Written problem> Please repeat all of the listing exactly.

Materials provided>
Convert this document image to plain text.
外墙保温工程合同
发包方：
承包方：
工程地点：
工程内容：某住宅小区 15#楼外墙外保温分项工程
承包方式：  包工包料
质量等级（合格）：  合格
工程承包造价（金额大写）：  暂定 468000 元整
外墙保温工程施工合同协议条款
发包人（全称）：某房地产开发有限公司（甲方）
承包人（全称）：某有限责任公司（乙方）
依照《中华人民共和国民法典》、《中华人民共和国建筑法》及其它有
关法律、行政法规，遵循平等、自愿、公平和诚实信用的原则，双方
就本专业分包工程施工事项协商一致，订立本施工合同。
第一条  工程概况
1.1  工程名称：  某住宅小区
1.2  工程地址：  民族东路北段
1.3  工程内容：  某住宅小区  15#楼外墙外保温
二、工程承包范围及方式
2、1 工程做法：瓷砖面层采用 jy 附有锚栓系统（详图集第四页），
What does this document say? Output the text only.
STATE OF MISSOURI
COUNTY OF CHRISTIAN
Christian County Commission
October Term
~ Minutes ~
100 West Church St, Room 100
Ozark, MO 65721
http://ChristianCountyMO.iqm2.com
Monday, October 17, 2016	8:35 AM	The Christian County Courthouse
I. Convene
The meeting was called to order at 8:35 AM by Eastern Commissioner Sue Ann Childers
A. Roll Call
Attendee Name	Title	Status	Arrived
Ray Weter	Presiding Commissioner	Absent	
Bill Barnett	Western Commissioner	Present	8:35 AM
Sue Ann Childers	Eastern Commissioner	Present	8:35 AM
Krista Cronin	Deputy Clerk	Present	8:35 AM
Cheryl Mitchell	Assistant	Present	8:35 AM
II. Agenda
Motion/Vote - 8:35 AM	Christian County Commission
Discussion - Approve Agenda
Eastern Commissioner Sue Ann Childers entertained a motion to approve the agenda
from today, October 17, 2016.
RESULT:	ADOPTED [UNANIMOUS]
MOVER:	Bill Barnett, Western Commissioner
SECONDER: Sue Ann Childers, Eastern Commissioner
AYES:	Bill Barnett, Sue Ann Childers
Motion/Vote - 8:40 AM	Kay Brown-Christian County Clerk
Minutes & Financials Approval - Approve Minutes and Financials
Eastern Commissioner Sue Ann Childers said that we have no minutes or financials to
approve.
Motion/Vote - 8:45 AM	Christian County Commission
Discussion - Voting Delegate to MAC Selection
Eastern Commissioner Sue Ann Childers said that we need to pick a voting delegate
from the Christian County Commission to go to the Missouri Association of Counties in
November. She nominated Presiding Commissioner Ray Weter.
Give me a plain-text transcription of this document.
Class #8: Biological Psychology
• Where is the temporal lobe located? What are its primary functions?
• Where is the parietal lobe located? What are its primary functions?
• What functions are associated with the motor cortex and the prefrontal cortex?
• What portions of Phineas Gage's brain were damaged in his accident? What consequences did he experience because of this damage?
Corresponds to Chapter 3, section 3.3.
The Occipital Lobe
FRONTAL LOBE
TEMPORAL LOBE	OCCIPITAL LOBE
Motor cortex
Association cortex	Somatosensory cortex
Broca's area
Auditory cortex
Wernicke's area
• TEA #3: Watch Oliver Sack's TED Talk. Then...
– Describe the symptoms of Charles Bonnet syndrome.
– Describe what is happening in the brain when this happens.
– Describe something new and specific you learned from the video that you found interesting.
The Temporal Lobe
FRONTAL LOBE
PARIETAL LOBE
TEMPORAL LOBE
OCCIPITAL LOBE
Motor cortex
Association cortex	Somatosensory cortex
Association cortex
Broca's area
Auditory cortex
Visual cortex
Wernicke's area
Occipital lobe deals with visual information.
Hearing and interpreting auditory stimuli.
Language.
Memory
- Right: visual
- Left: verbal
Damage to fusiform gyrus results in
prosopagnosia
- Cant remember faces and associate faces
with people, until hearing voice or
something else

Task answer>
Convert this document image to plain text.
外墙保温工程合同
发包方：
承包方：
工程地点：
工程内容：某住宅小区 15#楼外墙外保温分项工程
承包方式：  包工包料
质量等级（合格）：  合格
工程承包造价（金额大写）：  暂定 468000 元整
外墙保温工程施工合同协议条款
发包人（全称）：某房地产开发有限公司（甲方）
承包人（全称）：某有限责任公司（乙方）
依照《中华人民共和国民法典》、《中华人民共和国建筑法》及其它有
关法律、行政法规，遵循平等、自愿、公平和诚实信用的原则，双方
就本专业分包工程施工事项协商一致，订立本施工合同。
第一条  工程概况
1.1  工程名称：  某住宅小区
1.2  工程地址：  民族东路北段
1.3  工程内容：  某住宅小区  15#楼外墙外保温
二、工程承包范围及方式
2、1 工程做法：瓷砖面层采用 jy 附有锚栓系统（详图集第四页），
What does this document say? Output the text only.
STATE OF MISSOURI
COUNTY OF CHRISTIAN
Christian County Commission
October Term
~ Minutes ~
100 West Church St, Room 100
Ozark, MO 65721
http://ChristianCountyMO.iqm2.com
Monday, October 17, 2016	8:35 AM	The Christian County Courthouse
I. Convene
The meeting was called to order at 8:35 AM by Eastern Commissioner Sue Ann Childers
A. Roll Call
Attendee Name	Title	Status	Arrived
Ray Weter	Presiding Commissioner	Absent	
Bill Barnett	Western Commissioner	Present	8:35 AM
Sue Ann Childers	Eastern Commissioner	Present	8:35 AM
Krista Cronin	Deputy Clerk	Present	8:35 AM
Cheryl Mitchell	Assistant	Present	8:35 AM
II. Agenda
Motion/Vote - 8:35 AM	Christian County Commission
Discussion - Approve Agenda
Eastern Commissioner Sue Ann Childers entertained a motion to approve the agenda
from today, October 17, 2016.
RESULT:	ADOPTED [UNANIMOUS]
MOVER:	Bill Barnett, Western Commissioner
SECONDER: Sue Ann Childers, Eastern Commissioner
AYES:	Bill Barnett, Sue Ann Childers
Motion/Vote - 8:40 AM	Kay Brown-Christian County Clerk
Minutes & Financials Approval - Approve Minutes and Financials
Eastern Commissioner Sue Ann Childers said that we have no minutes or financials to
approve.
Motion/Vote - 8:45 AM	Christian County Commission
Discussion - Voting Delegate to MAC Selection
Eastern Commissioner Sue Ann Childers said that we need to pick a voting delegate
from the Christian County Commission to go to the Missouri Association of Counties in
November. She nominated Presiding Commissioner Ray Weter.
Give me a plain-text transcription of this document.
Class #8: Biological Psychology
• Where is the temporal lobe located? What are its primary functions?
• Where is the parietal lobe located? What are its primary functions?
• What functions are associated with the motor cortex and the prefrontal cortex?
• What portions of Phineas Gage's brain were damaged in his accident? What consequences did he experience because of this damage?
Corresponds to Chapter 3, section 3.3.
The Occipital Lobe
FRONTAL LOBE
TEMPORAL LOBE	OCCIPITAL LOBE
Motor cortex
Association cortex	Somatosensory cortex
Broca's area
Auditory cortex
Wernicke's area
• TEA #3: Watch Oliver Sack's TED Talk. Then...
– Describe the symptoms of Charles Bonnet syndrome.
– Describe what is happening in the brain when this happens.
– Describe something new and specific you learned from the video that you found interesting.
The Temporal Lobe
FRONTAL LOBE
PARIETAL LOBE
TEMPORAL LOBE
OCCIPITAL LOBE
Motor cortex
Association cortex	Somatosensory cortex
Association cortex
Broca's area
Auditory cortex
Visual cortex
Wernicke's area
Occipital lobe deals with visual information.
Hearing and interpreting auditory stimuli.
Language.
Memory
- Right: visual
- Left: verbal
Damage to fusiform gyrus results in
prosopagnosia
- Cant remember faces and associate faces
with people, until hearing voice or
something else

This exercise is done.